WHAT THE EXERCISE ASKS:
Each line in the entries below that holds the string "direction" is to be listed.

SUPPLIED ENTRIES:
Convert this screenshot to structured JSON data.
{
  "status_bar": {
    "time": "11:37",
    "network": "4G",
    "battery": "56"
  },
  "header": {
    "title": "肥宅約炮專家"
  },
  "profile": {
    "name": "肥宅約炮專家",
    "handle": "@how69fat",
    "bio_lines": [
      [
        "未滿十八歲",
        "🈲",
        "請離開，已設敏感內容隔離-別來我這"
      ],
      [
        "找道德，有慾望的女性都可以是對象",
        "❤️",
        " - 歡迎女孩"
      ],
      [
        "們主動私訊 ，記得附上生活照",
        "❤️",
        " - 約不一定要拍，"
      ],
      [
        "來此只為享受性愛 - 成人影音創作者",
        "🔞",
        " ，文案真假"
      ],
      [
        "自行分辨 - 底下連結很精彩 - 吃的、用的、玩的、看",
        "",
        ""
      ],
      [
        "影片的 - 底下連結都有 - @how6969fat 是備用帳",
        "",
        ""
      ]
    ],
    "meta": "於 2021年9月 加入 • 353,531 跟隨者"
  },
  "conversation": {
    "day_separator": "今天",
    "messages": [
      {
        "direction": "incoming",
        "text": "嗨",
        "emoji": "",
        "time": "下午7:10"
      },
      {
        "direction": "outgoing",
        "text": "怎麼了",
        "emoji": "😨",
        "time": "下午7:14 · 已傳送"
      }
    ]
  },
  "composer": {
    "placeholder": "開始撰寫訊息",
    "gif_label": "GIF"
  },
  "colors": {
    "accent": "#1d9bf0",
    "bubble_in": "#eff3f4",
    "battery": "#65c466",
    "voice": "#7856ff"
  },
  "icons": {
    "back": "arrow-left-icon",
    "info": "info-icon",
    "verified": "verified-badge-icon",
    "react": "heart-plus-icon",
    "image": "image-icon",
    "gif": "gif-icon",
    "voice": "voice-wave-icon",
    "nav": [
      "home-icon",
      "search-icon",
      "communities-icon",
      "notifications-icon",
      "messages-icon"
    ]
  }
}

RESULT FOR THIS EXERCISE:
        "direction": "incoming",
        "direction": "outgoing",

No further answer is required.